:: SUPPLIED MATERIAL ::
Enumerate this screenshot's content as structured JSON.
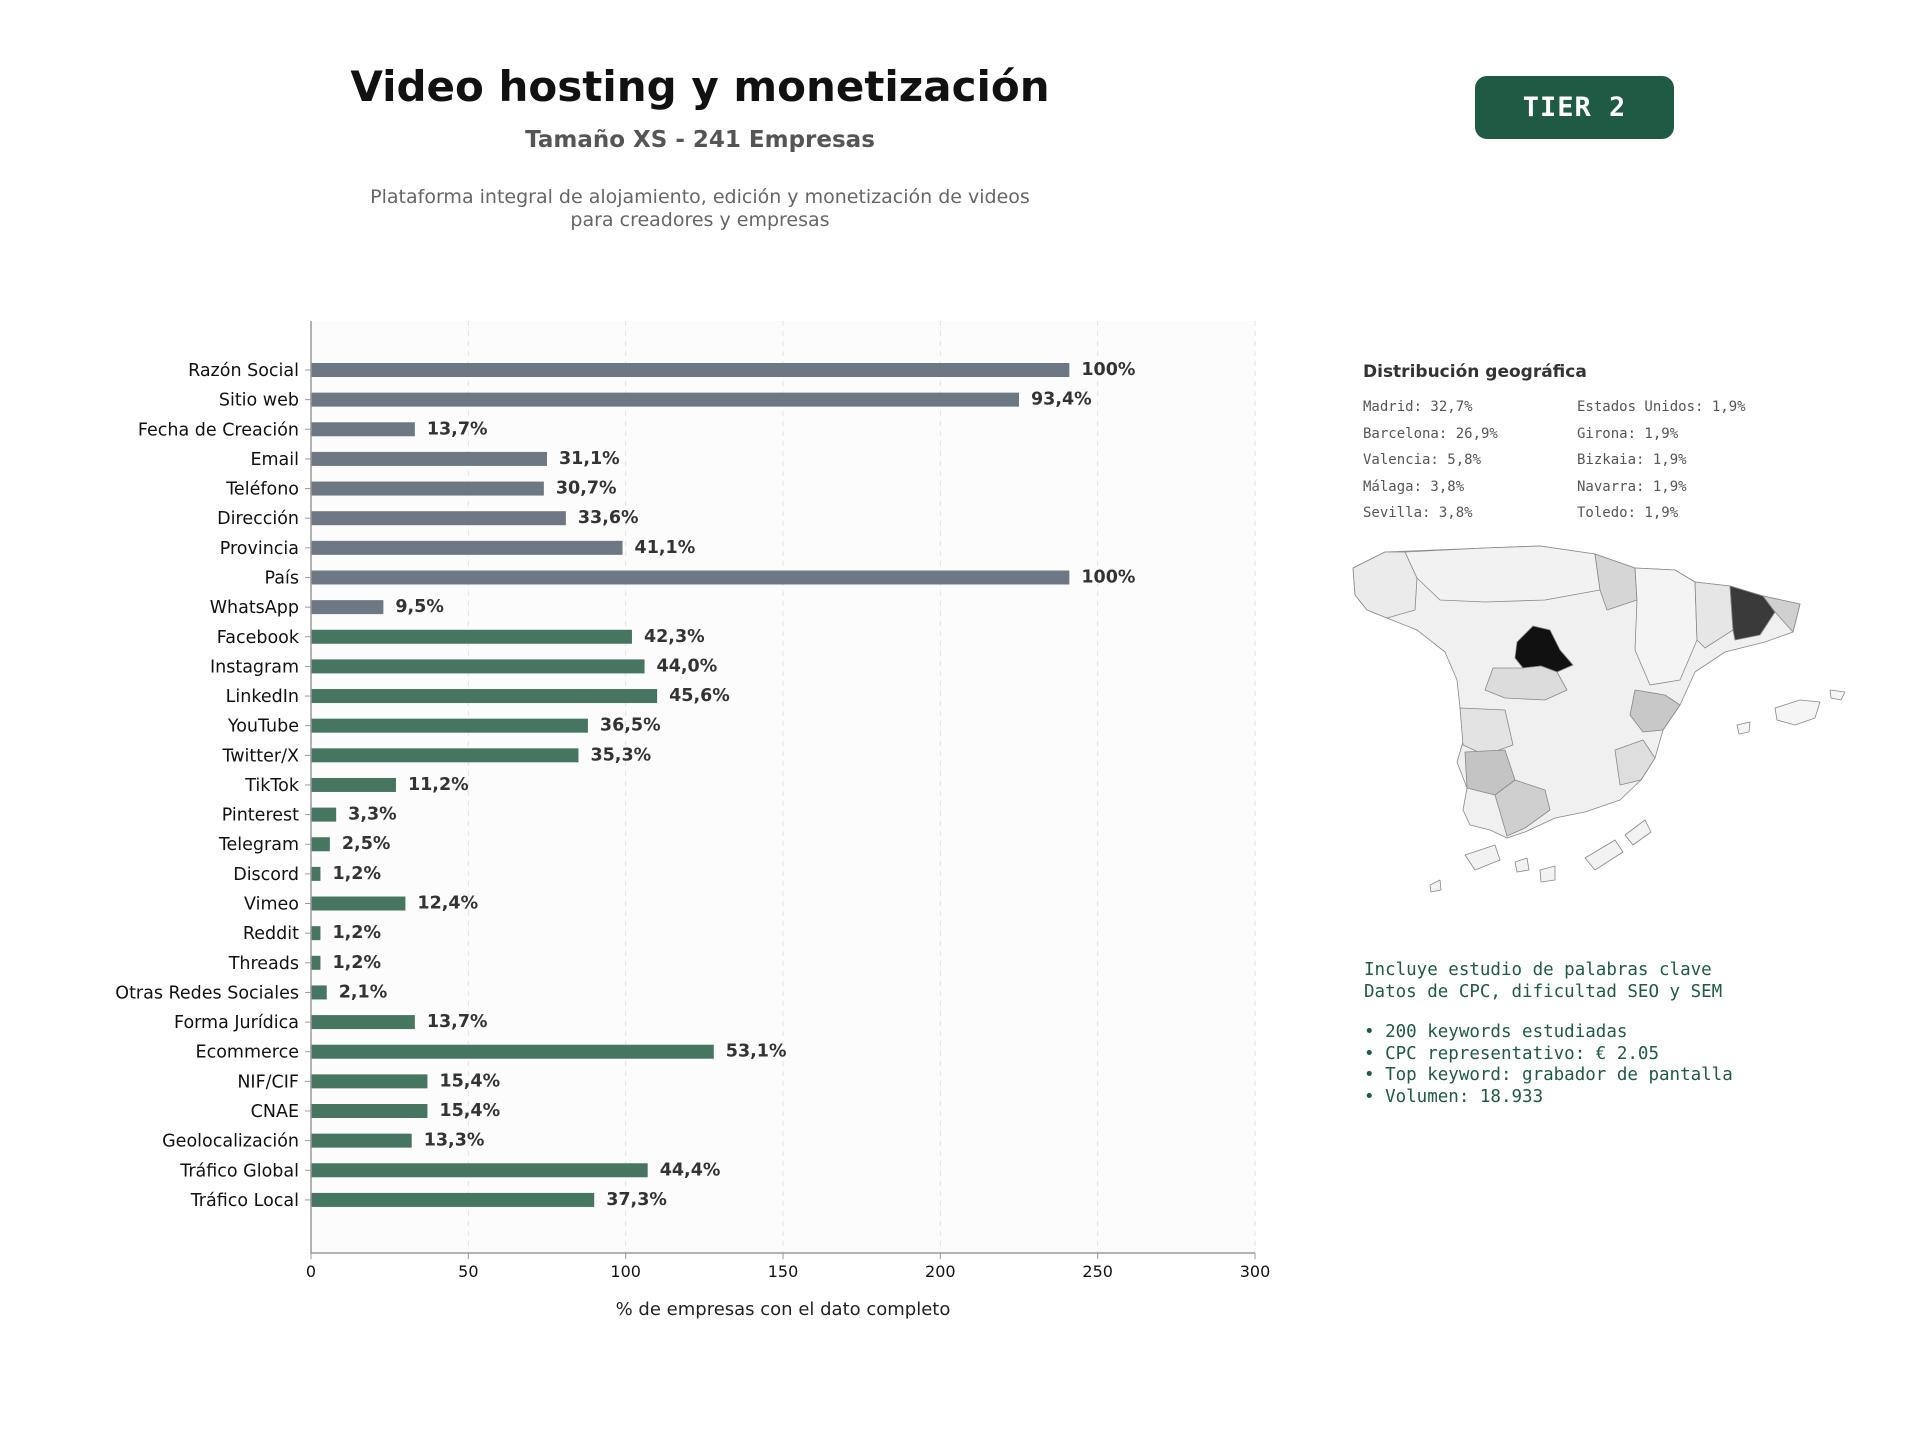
{
  "header": {
    "title": "Video hosting y monetización",
    "subtitle": "Tamaño XS - 241 Empresas",
    "description_lines": [
      "Plataforma integral de alojamiento, edición y monetización de videos",
      "para creadores y empresas"
    ],
    "tier_badge": "TIER 2"
  },
  "colors": {
    "gray_bar": "#6e7884",
    "green_bar": "#467562",
    "badge": "#1e5a44",
    "keyword_text": "#1e5a44"
  },
  "chart_data": {
    "type": "bar",
    "orientation": "horizontal",
    "xlabel": "% de empresas con el dato completo",
    "xlim": [
      0,
      300
    ],
    "xticks": [
      0,
      50,
      100,
      150,
      200,
      250,
      300
    ],
    "grid": "vertical dashed",
    "categories": [
      "Razón Social",
      "Sitio web",
      "Fecha de Creación",
      "Email",
      "Teléfono",
      "Dirección",
      "Provincia",
      "País",
      "WhatsApp",
      "Facebook",
      "Instagram",
      "LinkedIn",
      "YouTube",
      "Twitter/X",
      "TikTok",
      "Pinterest",
      "Telegram",
      "Discord",
      "Vimeo",
      "Reddit",
      "Threads",
      "Otras Redes Sociales",
      "Forma Jurídica",
      "Ecommerce",
      "NIF/CIF",
      "CNAE",
      "Geolocalización",
      "Tráfico Global",
      "Tráfico Local"
    ],
    "values": [
      241,
      225,
      33,
      75,
      74,
      81,
      99,
      241,
      23,
      102,
      106,
      110,
      88,
      85,
      27,
      8,
      6,
      3,
      30,
      3,
      3,
      5,
      33,
      128,
      37,
      37,
      32,
      107,
      90
    ],
    "labels": [
      "100%",
      "93,4%",
      "13,7%",
      "31,1%",
      "30,7%",
      "33,6%",
      "41,1%",
      "100%",
      "9,5%",
      "42,3%",
      "44,0%",
      "45,6%",
      "36,5%",
      "35,3%",
      "11,2%",
      "3,3%",
      "2,5%",
      "1,2%",
      "12,4%",
      "1,2%",
      "1,2%",
      "2,1%",
      "13,7%",
      "53,1%",
      "15,4%",
      "15,4%",
      "13,3%",
      "44,4%",
      "37,3%"
    ],
    "bar_color_groups": [
      "gray",
      "gray",
      "gray",
      "gray",
      "gray",
      "gray",
      "gray",
      "gray",
      "gray",
      "green",
      "green",
      "green",
      "green",
      "green",
      "green",
      "green",
      "green",
      "green",
      "green",
      "green",
      "green",
      "green",
      "green",
      "green",
      "green",
      "green",
      "green",
      "green",
      "green"
    ]
  },
  "geo": {
    "title": "Distribución geográfica",
    "col1": [
      "Madrid: 32,7%",
      "Barcelona: 26,9%",
      "Valencia: 5,8%",
      "Málaga: 3,8%",
      "Sevilla: 3,8%"
    ],
    "col2": [
      "Estados Unidos: 1,9%",
      "Girona: 1,9%",
      "Bizkaia: 1,9%",
      "Navarra: 1,9%",
      "Toledo: 1,9%"
    ]
  },
  "keywords": {
    "line1": "Incluye estudio de palabras clave",
    "line2": "Datos de CPC, dificultad SEO y SEM",
    "bullets": [
      "• 200 keywords estudiadas",
      "• CPC representativo: € 2.05",
      "• Top keyword: grabador de pantalla",
      "• Volumen: 18.933"
    ]
  }
}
:::
* WHAT IS NEEDED *
Retype every record above exactly as written, but leave out the pictures.

* TASK RESPONSE *
Enumerate this screenshot's content as structured JSON.
{
  "header": {
    "title": "Video hosting y monetización",
    "subtitle": "Tamaño XS - 241 Empresas",
    "description_lines": [
      "Plataforma integral de alojamiento, edición y monetización de videos",
      "para creadores y empresas"
    ],
    "tier_badge": "TIER 2"
  },
  "colors": {
    "gray_bar": "#6e7884",
    "green_bar": "#467562",
    "badge": "#1e5a44",
    "keyword_text": "#1e5a44"
  },
  "chart_data": {
    "type": "bar",
    "orientation": "horizontal",
    "xlabel": "% de empresas con el dato completo",
    "xlim": [
      0,
      300
    ],
    "xticks": [
      0,
      50,
      100,
      150,
      200,
      250,
      300
    ],
    "grid": "vertical dashed",
    "categories": [
      "Razón Social",
      "Sitio web",
      "Fecha de Creación",
      "Email",
      "Teléfono",
      "Dirección",
      "Provincia",
      "País",
      "WhatsApp",
      "Facebook",
      "Instagram",
      "LinkedIn",
      "YouTube",
      "Twitter/X",
      "TikTok",
      "Pinterest",
      "Telegram",
      "Discord",
      "Vimeo",
      "Reddit",
      "Threads",
      "Otras Redes Sociales",
      "Forma Jurídica",
      "Ecommerce",
      "NIF/CIF",
      "CNAE",
      "Geolocalización",
      "Tráfico Global",
      "Tráfico Local"
    ],
    "values": [
      241,
      225,
      33,
      75,
      74,
      81,
      99,
      241,
      23,
      102,
      106,
      110,
      88,
      85,
      27,
      8,
      6,
      3,
      30,
      3,
      3,
      5,
      33,
      128,
      37,
      37,
      32,
      107,
      90
    ],
    "labels": [
      "100%",
      "93,4%",
      "13,7%",
      "31,1%",
      "30,7%",
      "33,6%",
      "41,1%",
      "100%",
      "9,5%",
      "42,3%",
      "44,0%",
      "45,6%",
      "36,5%",
      "35,3%",
      "11,2%",
      "3,3%",
      "2,5%",
      "1,2%",
      "12,4%",
      "1,2%",
      "1,2%",
      "2,1%",
      "13,7%",
      "53,1%",
      "15,4%",
      "15,4%",
      "13,3%",
      "44,4%",
      "37,3%"
    ],
    "bar_color_groups": [
      "gray",
      "gray",
      "gray",
      "gray",
      "gray",
      "gray",
      "gray",
      "gray",
      "gray",
      "green",
      "green",
      "green",
      "green",
      "green",
      "green",
      "green",
      "green",
      "green",
      "green",
      "green",
      "green",
      "green",
      "green",
      "green",
      "green",
      "green",
      "green",
      "green",
      "green"
    ]
  },
  "geo": {
    "title": "Distribución geográfica",
    "col1": [
      "Madrid: 32,7%",
      "Barcelona: 26,9%",
      "Valencia: 5,8%",
      "Málaga: 3,8%",
      "Sevilla: 3,8%"
    ],
    "col2": [
      "Estados Unidos: 1,9%",
      "Girona: 1,9%",
      "Bizkaia: 1,9%",
      "Navarra: 1,9%",
      "Toledo: 1,9%"
    ]
  },
  "keywords": {
    "line1": "Incluye estudio de palabras clave",
    "line2": "Datos de CPC, dificultad SEO y SEM",
    "bullets": [
      "• 200 keywords estudiadas",
      "• CPC representativo: € 2.05",
      "• Top keyword: grabador de pantalla",
      "• Volumen: 18.933"
    ]
  }
}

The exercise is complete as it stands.